Figure data in JSON

▼

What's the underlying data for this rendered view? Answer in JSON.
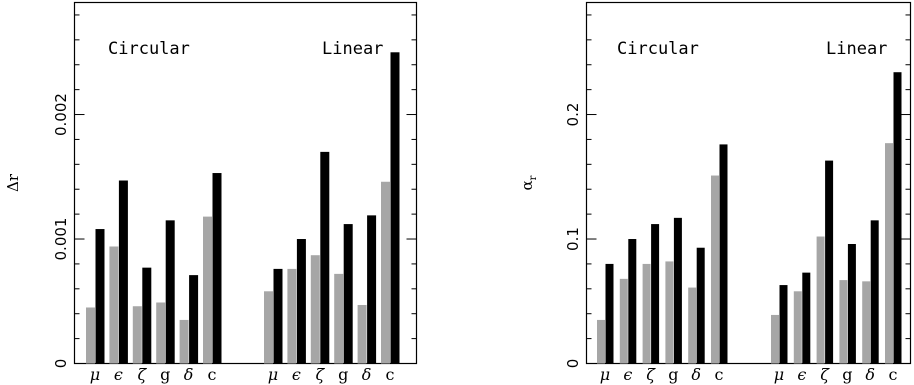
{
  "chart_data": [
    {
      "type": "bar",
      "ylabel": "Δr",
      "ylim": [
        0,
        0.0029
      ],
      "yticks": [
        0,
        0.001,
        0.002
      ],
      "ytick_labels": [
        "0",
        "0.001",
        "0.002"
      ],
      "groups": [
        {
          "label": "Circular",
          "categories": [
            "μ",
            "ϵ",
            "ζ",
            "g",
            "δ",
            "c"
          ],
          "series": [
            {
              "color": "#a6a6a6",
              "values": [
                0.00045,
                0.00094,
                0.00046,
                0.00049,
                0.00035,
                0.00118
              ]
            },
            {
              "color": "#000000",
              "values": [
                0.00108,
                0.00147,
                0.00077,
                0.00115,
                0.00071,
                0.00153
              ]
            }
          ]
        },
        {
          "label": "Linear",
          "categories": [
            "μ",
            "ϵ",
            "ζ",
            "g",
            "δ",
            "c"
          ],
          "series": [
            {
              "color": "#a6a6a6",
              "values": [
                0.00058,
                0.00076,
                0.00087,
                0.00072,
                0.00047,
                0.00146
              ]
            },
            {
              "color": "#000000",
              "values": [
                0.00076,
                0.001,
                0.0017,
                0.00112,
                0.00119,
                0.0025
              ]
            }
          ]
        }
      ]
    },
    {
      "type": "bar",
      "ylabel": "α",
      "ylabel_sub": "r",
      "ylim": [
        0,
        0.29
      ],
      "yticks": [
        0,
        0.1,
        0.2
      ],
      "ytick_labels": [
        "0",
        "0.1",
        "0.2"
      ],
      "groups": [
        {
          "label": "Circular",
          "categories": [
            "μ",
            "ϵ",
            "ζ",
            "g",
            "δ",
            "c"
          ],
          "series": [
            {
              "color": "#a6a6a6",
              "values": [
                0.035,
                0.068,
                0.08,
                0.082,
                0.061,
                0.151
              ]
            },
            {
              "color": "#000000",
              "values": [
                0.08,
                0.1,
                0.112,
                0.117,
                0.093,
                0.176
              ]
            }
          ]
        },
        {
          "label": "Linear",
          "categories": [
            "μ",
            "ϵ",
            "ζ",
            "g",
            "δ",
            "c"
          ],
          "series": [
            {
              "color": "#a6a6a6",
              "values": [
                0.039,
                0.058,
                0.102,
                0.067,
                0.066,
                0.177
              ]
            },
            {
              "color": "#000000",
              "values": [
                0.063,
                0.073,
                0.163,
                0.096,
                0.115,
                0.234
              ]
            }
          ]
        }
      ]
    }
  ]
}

▲

Write the records out once more, exactly as they appear, with no pictures.

Problem solution:
What's the underlying data for this rendered view? Answer in JSON.
{
  "chart_data": [
    {
      "type": "bar",
      "ylabel": "Δr",
      "ylim": [
        0,
        0.0029
      ],
      "yticks": [
        0,
        0.001,
        0.002
      ],
      "ytick_labels": [
        "0",
        "0.001",
        "0.002"
      ],
      "groups": [
        {
          "label": "Circular",
          "categories": [
            "μ",
            "ϵ",
            "ζ",
            "g",
            "δ",
            "c"
          ],
          "series": [
            {
              "color": "#a6a6a6",
              "values": [
                0.00045,
                0.00094,
                0.00046,
                0.00049,
                0.00035,
                0.00118
              ]
            },
            {
              "color": "#000000",
              "values": [
                0.00108,
                0.00147,
                0.00077,
                0.00115,
                0.00071,
                0.00153
              ]
            }
          ]
        },
        {
          "label": "Linear",
          "categories": [
            "μ",
            "ϵ",
            "ζ",
            "g",
            "δ",
            "c"
          ],
          "series": [
            {
              "color": "#a6a6a6",
              "values": [
                0.00058,
                0.00076,
                0.00087,
                0.00072,
                0.00047,
                0.00146
              ]
            },
            {
              "color": "#000000",
              "values": [
                0.00076,
                0.001,
                0.0017,
                0.00112,
                0.00119,
                0.0025
              ]
            }
          ]
        }
      ]
    },
    {
      "type": "bar",
      "ylabel": "α",
      "ylabel_sub": "r",
      "ylim": [
        0,
        0.29
      ],
      "yticks": [
        0,
        0.1,
        0.2
      ],
      "ytick_labels": [
        "0",
        "0.1",
        "0.2"
      ],
      "groups": [
        {
          "label": "Circular",
          "categories": [
            "μ",
            "ϵ",
            "ζ",
            "g",
            "δ",
            "c"
          ],
          "series": [
            {
              "color": "#a6a6a6",
              "values": [
                0.035,
                0.068,
                0.08,
                0.082,
                0.061,
                0.151
              ]
            },
            {
              "color": "#000000",
              "values": [
                0.08,
                0.1,
                0.112,
                0.117,
                0.093,
                0.176
              ]
            }
          ]
        },
        {
          "label": "Linear",
          "categories": [
            "μ",
            "ϵ",
            "ζ",
            "g",
            "δ",
            "c"
          ],
          "series": [
            {
              "color": "#a6a6a6",
              "values": [
                0.039,
                0.058,
                0.102,
                0.067,
                0.066,
                0.177
              ]
            },
            {
              "color": "#000000",
              "values": [
                0.063,
                0.073,
                0.163,
                0.096,
                0.115,
                0.234
              ]
            }
          ]
        }
      ]
    }
  ]
}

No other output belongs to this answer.